• GIVEN PROBLEM: Transcribe every line exactly and omit anything that is a picture.

• EXCERPTED DATA:
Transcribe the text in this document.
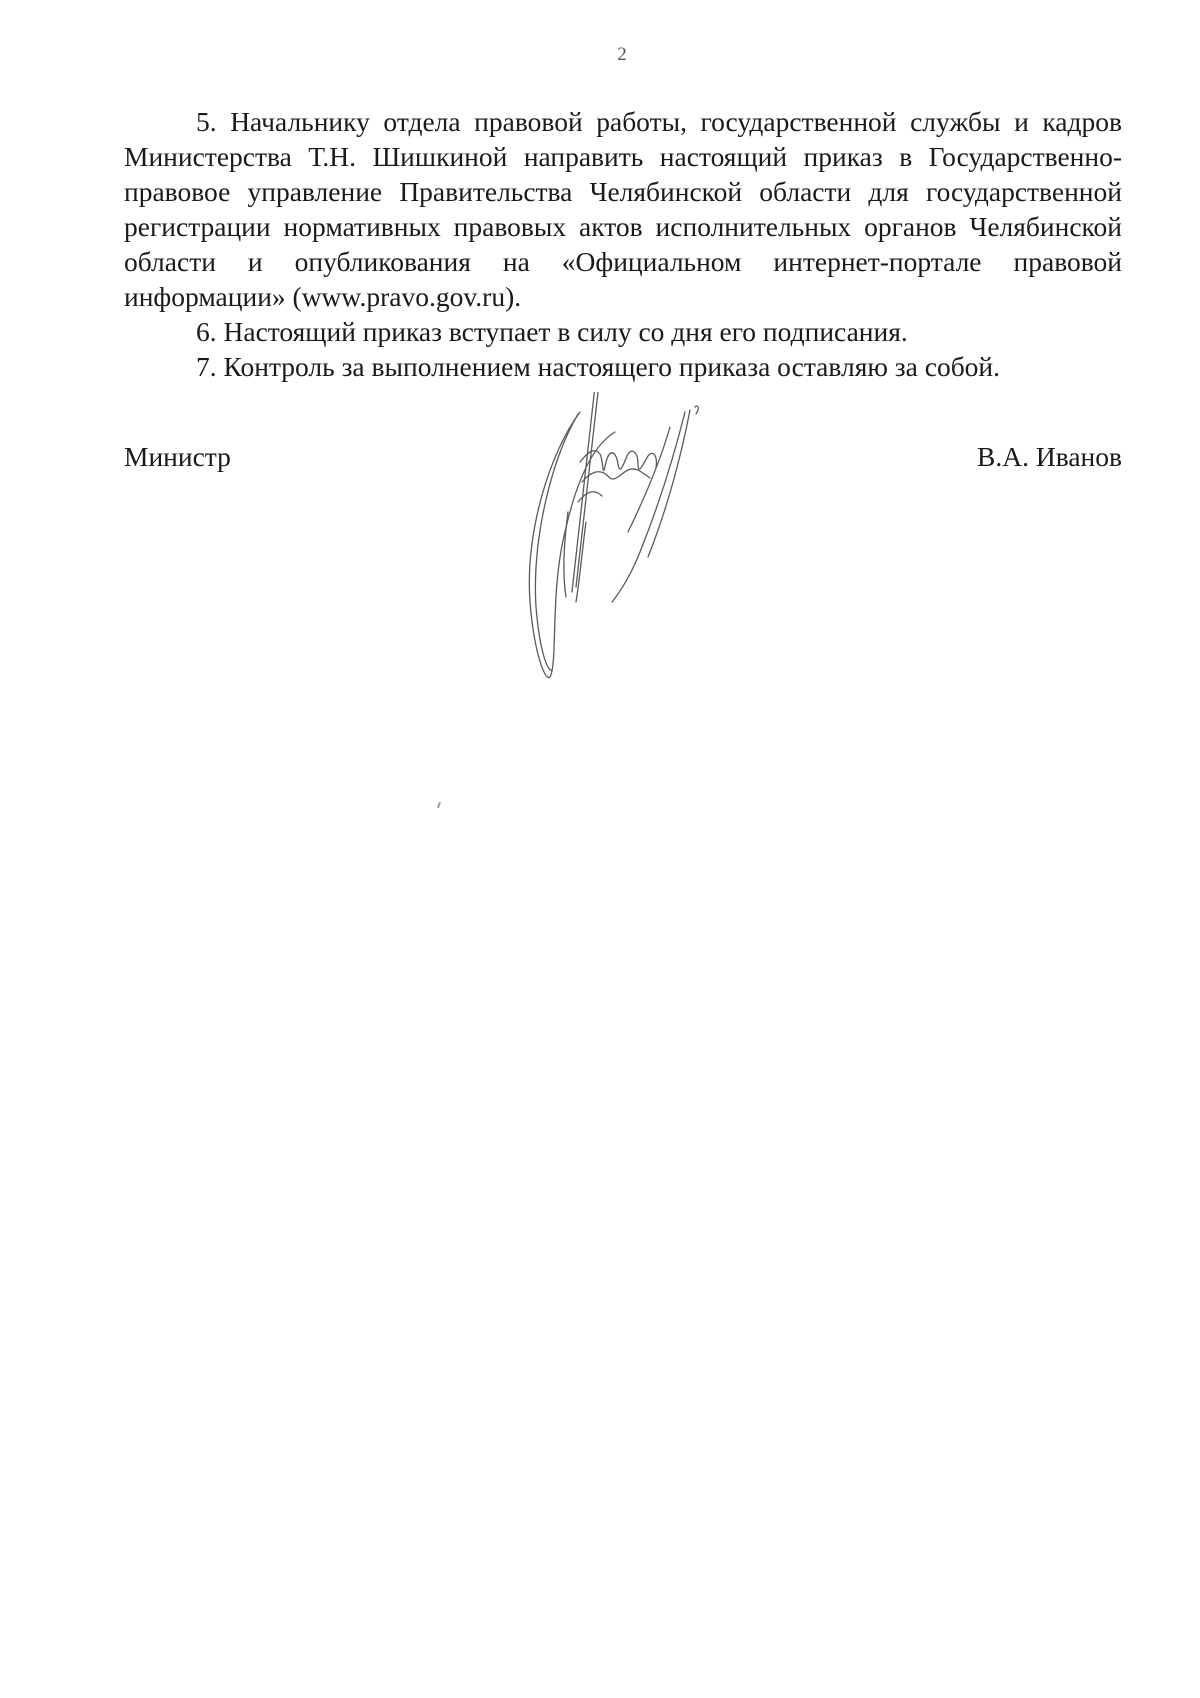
2

5. Начальнику отдела правовой работы, государственной службы и кадров Министерства Т.Н. Шишкиной направить настоящий приказ в Государственно-правовое управление Правительства Челябинской области для государственной регистрации нормативных правовых актов исполнительных органов Челябинской области и опубликования на «Официальном интернет-портале правовой информации» (www.pravo.gov.ru).

6. Настоящий приказ вступает в силу со дня его подписания.

7. Контроль за выполнением настоящего приказа оставляю за собой.

Министр	В.А. Иванов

• RIGHT ANSWER:
Transcribe the text in this document.
2

5. Начальнику отдела правовой работы, государственной службы и кадров Министерства Т.Н. Шишкиной направить настоящий приказ в Государственно-правовое управление Правительства Челябинской области для государственной регистрации нормативных правовых актов исполнительных органов Челябинской области и опубликования на «Официальном интернет-портале правовой информации» (www.pravo.gov.ru).

6. Настоящий приказ вступает в силу со дня его подписания.

7. Контроль за выполнением настоящего приказа оставляю за собой.

Министр	В.А. Иванов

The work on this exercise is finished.